#### [Instruction]
Produce an exact copy of all the data below, dropping every image.

===== Available data =====

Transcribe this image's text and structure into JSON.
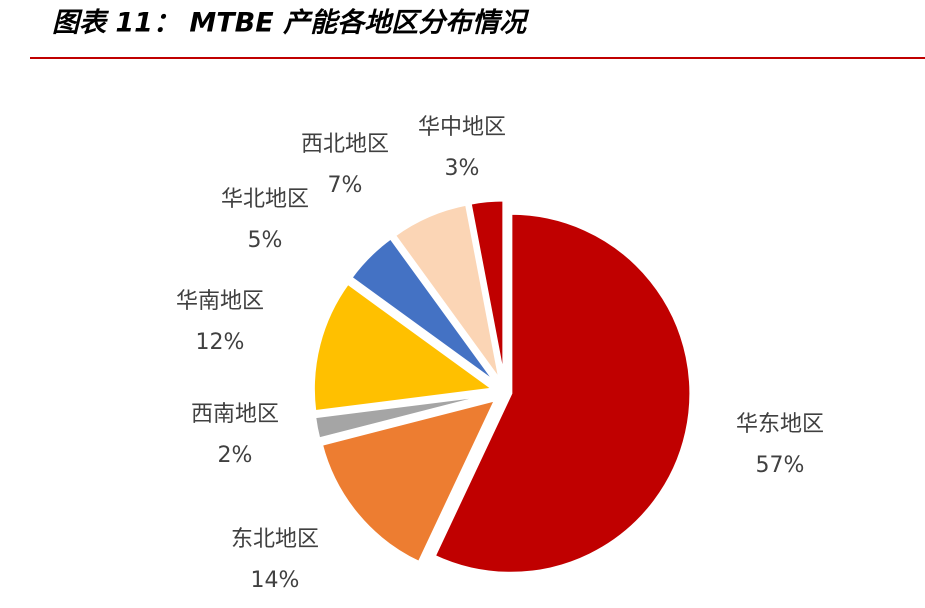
{
  "chart_data": {
    "type": "pie",
    "title": "图表 11： MTBE 产能各地区分布情况",
    "categories": [
      "华东地区",
      "东北地区",
      "西南地区",
      "华南地区",
      "华北地区",
      "西北地区",
      "华中地区"
    ],
    "values": [
      57,
      14,
      2,
      12,
      5,
      7,
      3
    ],
    "value_labels": [
      "57%",
      "14%",
      "2%",
      "12%",
      "5%",
      "7%",
      "3%"
    ],
    "colors": [
      "#c00000",
      "#ed7d31",
      "#a5a5a5",
      "#ffc000",
      "#4472c4",
      "#fbd5b5",
      "#c00000"
    ]
  }
}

=====

#### [Exercise response]
Transcribe this image's text and structure into JSON.
{
  "chart_data": {
    "type": "pie",
    "title": "图表 11： MTBE 产能各地区分布情况",
    "categories": [
      "华东地区",
      "东北地区",
      "西南地区",
      "华南地区",
      "华北地区",
      "西北地区",
      "华中地区"
    ],
    "values": [
      57,
      14,
      2,
      12,
      5,
      7,
      3
    ],
    "value_labels": [
      "57%",
      "14%",
      "2%",
      "12%",
      "5%",
      "7%",
      "3%"
    ],
    "colors": [
      "#c00000",
      "#ed7d31",
      "#a5a5a5",
      "#ffc000",
      "#4472c4",
      "#fbd5b5",
      "#c00000"
    ]
  }
}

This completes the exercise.